◆ Instructions for the task
Show all lines of the listing that hold the word "andel".

◆ Given data

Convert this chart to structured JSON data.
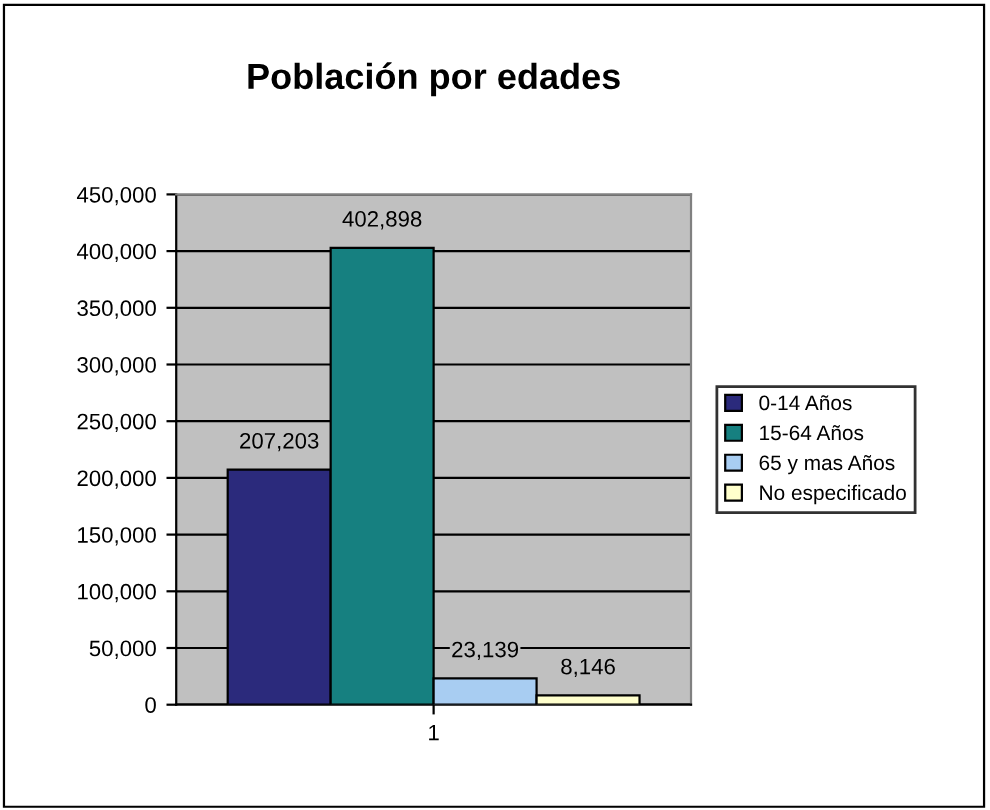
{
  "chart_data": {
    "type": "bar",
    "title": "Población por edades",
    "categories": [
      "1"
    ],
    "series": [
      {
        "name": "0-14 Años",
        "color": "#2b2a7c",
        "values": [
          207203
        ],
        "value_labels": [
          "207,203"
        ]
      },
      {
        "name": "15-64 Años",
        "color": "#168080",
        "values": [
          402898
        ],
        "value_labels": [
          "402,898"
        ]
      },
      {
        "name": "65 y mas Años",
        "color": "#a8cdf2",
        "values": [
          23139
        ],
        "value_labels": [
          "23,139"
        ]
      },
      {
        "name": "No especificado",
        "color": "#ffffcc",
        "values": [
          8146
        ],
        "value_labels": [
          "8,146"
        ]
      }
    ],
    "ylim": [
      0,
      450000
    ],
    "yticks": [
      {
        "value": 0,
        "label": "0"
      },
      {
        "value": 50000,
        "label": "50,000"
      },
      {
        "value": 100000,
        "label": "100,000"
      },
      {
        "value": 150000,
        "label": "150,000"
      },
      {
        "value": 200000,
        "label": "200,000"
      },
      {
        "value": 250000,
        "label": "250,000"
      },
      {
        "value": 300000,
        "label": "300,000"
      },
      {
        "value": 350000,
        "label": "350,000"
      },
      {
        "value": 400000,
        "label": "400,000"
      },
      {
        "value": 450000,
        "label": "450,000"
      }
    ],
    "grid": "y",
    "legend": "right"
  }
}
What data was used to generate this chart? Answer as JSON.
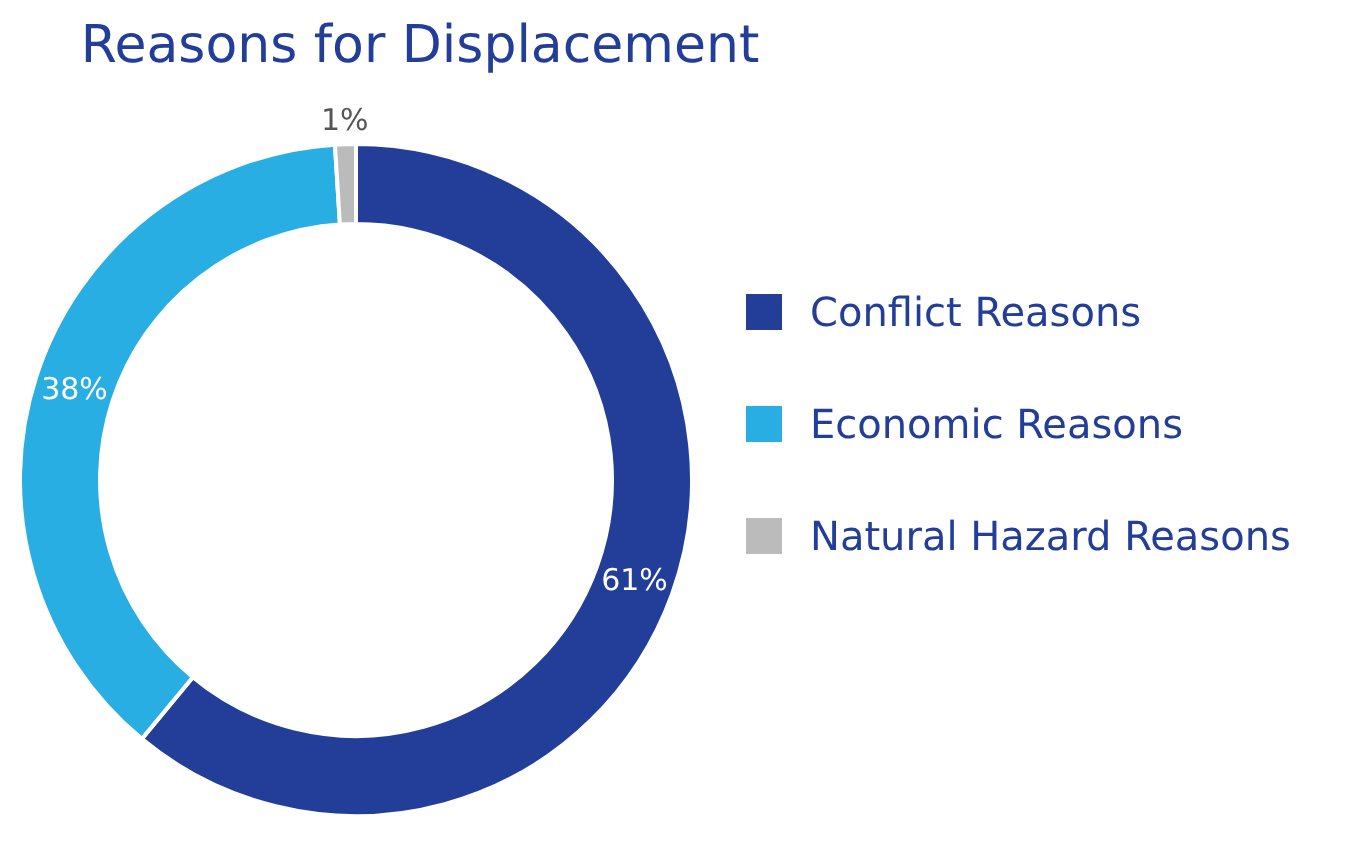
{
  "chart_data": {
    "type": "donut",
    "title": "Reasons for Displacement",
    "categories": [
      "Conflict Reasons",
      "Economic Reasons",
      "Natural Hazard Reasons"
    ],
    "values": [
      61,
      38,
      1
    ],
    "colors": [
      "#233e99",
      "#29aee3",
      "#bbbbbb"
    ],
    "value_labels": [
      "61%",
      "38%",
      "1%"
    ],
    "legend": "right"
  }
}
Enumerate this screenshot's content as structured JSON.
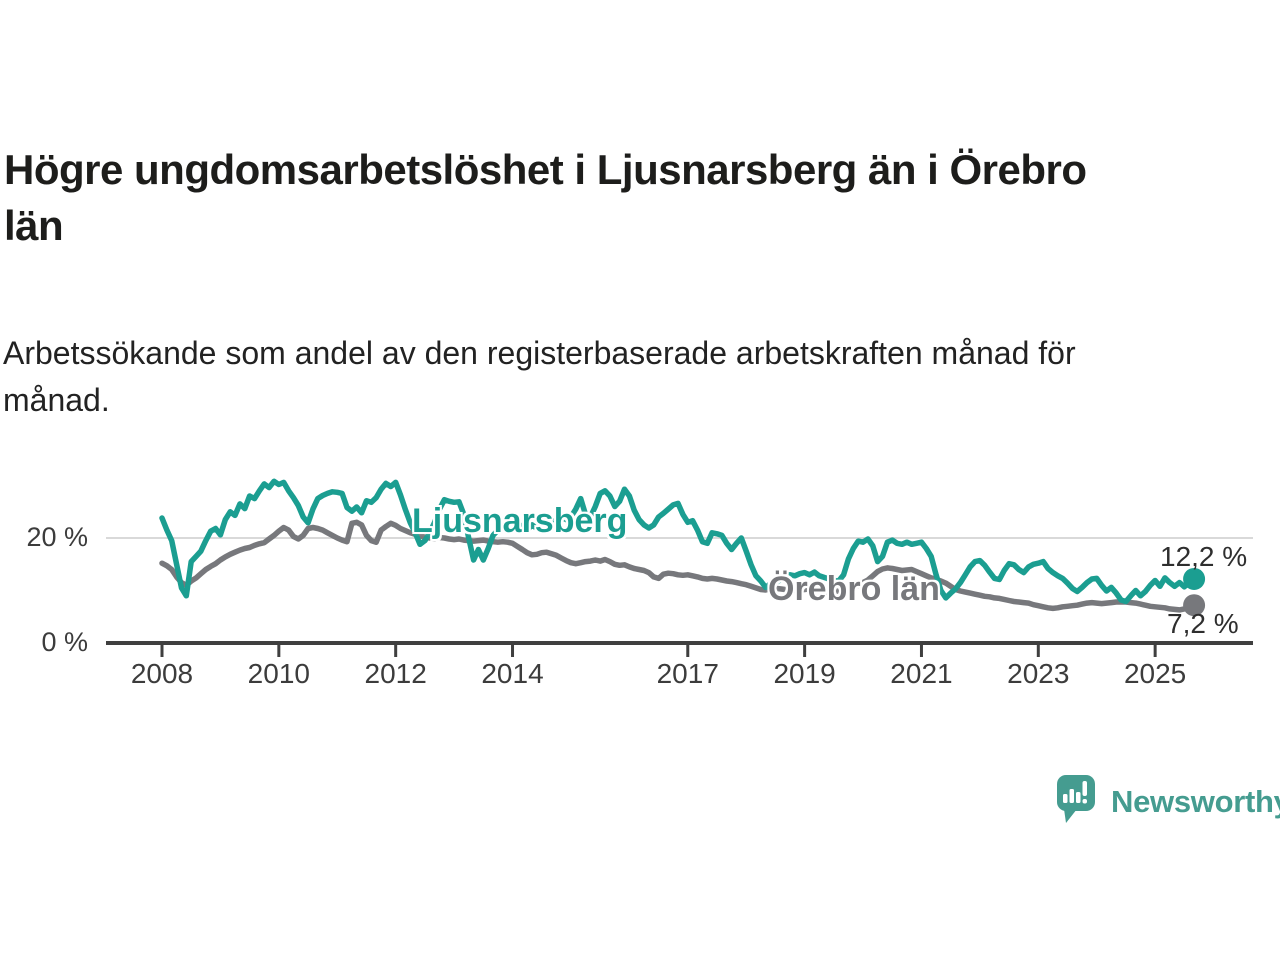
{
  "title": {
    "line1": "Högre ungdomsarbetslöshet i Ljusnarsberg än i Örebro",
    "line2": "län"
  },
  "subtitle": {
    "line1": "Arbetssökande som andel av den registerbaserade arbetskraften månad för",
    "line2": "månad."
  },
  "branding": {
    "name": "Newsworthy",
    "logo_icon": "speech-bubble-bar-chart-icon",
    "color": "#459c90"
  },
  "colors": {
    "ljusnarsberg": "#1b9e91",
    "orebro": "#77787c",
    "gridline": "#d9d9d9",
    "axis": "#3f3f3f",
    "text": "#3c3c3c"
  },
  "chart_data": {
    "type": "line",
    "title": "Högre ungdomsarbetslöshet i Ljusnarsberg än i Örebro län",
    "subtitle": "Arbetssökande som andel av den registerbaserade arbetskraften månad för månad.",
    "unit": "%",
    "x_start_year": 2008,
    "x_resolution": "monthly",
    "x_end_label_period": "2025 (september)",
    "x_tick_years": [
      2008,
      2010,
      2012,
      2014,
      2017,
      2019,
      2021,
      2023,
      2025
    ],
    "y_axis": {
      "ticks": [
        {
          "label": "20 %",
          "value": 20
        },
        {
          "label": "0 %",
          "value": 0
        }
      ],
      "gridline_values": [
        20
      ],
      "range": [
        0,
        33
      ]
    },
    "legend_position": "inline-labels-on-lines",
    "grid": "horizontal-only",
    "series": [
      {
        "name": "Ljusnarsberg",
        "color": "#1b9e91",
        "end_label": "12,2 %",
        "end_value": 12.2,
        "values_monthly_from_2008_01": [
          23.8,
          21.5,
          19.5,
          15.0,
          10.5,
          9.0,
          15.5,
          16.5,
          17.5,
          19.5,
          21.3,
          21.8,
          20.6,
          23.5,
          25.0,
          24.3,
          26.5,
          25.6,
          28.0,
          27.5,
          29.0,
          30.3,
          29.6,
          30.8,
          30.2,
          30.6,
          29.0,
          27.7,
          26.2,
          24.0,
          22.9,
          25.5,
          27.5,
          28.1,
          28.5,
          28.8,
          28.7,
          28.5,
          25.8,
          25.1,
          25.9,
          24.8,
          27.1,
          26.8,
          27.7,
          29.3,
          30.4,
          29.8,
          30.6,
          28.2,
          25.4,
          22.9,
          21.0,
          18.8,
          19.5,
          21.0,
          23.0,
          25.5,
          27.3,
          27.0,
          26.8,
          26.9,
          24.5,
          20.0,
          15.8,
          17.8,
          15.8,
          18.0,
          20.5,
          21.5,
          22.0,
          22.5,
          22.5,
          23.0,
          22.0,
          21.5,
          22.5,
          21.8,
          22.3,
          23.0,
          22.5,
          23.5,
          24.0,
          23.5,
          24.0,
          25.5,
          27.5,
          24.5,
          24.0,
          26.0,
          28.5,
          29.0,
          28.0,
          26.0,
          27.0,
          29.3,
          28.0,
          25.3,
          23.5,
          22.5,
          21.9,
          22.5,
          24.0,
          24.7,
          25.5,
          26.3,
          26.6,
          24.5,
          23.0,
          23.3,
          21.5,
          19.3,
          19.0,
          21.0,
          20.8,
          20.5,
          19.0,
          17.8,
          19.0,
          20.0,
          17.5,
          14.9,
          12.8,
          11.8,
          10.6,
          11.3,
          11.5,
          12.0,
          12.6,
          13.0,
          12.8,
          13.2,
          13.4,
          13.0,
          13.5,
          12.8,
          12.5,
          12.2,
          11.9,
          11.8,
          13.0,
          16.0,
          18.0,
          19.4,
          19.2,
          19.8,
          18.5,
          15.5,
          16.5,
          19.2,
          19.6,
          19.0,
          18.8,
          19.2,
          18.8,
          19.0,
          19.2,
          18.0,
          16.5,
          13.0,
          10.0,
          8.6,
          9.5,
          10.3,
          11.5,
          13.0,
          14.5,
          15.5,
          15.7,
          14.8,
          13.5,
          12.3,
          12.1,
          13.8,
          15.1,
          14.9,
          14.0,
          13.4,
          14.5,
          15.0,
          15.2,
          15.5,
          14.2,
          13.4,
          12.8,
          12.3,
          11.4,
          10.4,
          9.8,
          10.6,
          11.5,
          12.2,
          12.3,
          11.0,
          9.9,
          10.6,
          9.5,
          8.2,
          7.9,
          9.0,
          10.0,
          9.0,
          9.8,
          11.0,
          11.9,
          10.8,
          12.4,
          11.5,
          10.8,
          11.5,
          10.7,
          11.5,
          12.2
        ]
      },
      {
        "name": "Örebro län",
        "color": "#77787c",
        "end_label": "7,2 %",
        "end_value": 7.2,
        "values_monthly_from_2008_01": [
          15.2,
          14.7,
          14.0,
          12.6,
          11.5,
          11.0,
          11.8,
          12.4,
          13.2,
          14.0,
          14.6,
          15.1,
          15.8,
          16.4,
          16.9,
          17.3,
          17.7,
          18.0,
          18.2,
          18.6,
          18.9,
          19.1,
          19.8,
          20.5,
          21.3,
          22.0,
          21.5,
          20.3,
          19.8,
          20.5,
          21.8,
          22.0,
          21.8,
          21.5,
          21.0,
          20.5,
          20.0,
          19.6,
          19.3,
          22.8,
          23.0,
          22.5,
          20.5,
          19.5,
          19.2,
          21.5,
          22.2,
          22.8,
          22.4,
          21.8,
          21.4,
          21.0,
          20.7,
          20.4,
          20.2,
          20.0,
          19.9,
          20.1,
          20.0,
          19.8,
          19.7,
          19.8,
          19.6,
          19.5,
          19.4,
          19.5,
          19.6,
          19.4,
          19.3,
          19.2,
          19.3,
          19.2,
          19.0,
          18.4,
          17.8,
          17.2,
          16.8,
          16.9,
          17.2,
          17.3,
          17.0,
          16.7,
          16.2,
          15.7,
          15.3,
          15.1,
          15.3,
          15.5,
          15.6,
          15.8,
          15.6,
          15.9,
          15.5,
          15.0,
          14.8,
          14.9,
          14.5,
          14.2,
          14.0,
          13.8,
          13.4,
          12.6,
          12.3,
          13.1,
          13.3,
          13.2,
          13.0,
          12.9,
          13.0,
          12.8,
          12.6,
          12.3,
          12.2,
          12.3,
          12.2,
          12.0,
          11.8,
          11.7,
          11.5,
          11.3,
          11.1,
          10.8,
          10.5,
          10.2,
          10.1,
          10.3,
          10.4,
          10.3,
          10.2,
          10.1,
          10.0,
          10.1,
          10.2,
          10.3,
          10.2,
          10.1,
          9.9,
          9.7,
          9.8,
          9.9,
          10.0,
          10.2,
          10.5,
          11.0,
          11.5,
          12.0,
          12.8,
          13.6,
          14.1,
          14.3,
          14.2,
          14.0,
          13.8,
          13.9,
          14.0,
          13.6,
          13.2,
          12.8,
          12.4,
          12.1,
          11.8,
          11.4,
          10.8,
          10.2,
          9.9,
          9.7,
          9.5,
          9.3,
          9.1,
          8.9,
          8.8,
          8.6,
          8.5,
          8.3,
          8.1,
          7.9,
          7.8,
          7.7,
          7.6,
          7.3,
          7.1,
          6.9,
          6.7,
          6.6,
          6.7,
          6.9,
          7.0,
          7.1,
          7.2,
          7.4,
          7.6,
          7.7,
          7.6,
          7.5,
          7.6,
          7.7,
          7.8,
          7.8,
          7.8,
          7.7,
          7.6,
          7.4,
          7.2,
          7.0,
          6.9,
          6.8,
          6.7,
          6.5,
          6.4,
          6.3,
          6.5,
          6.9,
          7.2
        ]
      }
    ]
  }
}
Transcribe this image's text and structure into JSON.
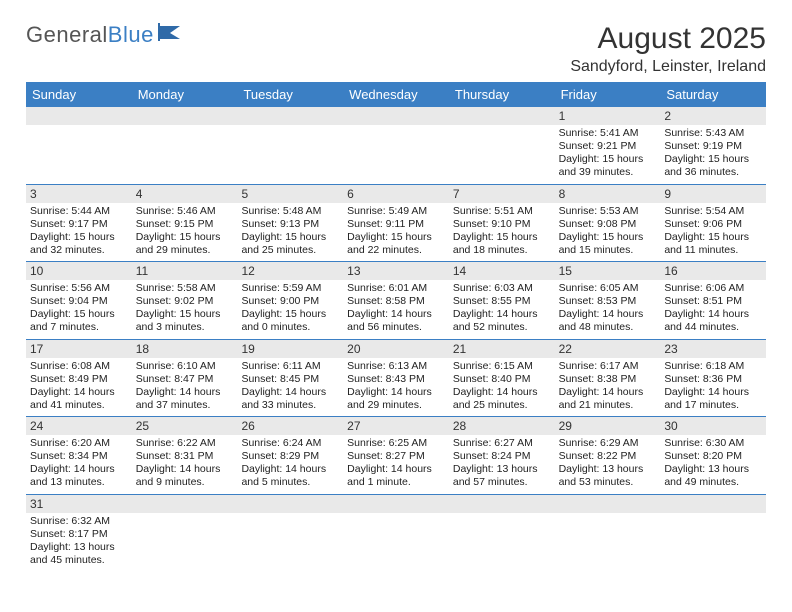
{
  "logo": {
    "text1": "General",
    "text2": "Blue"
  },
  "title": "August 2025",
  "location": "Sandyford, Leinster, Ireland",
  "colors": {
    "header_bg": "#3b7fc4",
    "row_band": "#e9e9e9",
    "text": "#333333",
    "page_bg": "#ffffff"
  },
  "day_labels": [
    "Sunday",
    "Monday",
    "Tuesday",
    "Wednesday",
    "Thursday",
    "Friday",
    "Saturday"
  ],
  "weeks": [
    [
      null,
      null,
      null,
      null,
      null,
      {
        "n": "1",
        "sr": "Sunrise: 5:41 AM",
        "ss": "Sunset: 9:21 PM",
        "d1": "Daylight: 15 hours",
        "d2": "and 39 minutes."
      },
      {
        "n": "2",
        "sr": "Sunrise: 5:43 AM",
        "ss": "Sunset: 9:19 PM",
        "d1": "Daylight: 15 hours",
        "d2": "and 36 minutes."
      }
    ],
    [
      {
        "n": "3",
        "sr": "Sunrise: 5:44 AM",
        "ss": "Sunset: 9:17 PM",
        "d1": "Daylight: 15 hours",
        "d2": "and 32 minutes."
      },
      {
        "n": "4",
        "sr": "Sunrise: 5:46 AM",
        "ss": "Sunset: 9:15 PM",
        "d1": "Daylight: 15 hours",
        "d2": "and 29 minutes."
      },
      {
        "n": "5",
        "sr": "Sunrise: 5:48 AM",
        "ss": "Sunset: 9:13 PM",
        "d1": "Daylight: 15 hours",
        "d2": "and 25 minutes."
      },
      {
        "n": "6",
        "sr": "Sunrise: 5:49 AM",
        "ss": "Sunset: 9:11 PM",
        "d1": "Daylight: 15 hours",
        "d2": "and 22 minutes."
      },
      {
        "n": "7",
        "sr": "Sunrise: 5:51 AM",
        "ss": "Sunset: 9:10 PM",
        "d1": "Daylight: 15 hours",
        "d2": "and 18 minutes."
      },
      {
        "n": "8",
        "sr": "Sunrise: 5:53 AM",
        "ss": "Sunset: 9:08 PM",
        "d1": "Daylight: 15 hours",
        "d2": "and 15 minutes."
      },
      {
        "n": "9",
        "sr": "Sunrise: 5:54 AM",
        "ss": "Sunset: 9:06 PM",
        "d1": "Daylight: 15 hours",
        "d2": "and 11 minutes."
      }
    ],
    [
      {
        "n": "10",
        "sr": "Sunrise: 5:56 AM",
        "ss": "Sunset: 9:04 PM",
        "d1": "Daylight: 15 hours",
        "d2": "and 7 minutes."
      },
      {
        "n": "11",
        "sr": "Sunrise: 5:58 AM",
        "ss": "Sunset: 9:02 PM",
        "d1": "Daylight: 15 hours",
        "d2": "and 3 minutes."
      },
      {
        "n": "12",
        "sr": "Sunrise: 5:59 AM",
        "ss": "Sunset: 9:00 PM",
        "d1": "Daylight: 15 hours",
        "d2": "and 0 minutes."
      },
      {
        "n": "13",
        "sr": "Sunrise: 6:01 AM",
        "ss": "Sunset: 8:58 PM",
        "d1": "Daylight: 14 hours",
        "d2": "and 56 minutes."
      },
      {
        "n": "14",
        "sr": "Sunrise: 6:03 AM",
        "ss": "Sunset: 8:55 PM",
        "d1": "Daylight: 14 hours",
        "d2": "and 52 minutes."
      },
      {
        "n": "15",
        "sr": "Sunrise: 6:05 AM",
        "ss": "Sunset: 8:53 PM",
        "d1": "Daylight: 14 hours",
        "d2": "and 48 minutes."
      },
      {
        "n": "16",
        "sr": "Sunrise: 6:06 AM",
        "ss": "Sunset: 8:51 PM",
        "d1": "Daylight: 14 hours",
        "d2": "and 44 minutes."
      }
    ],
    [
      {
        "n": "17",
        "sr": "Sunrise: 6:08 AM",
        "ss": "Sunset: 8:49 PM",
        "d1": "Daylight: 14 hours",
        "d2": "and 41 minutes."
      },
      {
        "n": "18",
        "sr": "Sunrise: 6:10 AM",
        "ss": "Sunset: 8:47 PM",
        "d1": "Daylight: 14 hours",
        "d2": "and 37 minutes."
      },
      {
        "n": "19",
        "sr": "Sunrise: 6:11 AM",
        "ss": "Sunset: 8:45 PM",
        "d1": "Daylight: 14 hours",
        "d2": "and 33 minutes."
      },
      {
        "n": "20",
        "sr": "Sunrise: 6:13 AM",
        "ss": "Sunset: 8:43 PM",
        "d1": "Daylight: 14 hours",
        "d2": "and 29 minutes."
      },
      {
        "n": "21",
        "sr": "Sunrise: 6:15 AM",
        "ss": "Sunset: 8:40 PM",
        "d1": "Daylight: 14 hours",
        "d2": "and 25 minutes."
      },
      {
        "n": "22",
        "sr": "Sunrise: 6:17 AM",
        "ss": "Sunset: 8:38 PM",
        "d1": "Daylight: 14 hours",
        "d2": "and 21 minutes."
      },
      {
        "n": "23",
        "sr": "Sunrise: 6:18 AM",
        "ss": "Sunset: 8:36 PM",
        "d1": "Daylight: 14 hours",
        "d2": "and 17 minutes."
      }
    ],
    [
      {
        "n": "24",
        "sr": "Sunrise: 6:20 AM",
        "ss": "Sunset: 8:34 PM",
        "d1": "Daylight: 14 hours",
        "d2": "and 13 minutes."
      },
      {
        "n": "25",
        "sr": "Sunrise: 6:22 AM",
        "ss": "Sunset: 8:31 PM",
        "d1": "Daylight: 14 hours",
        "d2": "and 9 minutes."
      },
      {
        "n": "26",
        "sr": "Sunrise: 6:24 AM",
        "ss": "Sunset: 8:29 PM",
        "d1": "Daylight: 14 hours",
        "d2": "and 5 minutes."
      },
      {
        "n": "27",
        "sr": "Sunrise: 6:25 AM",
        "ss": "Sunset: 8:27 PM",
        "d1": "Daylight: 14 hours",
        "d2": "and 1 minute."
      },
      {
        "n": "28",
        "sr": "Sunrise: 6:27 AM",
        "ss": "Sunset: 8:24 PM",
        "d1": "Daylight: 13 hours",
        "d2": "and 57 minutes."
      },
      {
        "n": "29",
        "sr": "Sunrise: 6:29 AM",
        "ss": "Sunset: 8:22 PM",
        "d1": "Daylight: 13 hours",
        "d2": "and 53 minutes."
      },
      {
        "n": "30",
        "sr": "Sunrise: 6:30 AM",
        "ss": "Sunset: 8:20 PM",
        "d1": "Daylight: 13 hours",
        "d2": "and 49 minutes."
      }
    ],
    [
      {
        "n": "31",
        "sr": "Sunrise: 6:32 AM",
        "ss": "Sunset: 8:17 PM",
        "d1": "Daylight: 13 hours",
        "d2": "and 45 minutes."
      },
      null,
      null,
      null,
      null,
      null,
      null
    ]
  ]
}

◆ Response to this task
    "line1": "Arbetssökande som andel av den registerbaserade arbetskraften månad för",
    "subtitle": "Arbetssökande som andel av den registerbaserade arbetskraften månad för månad.",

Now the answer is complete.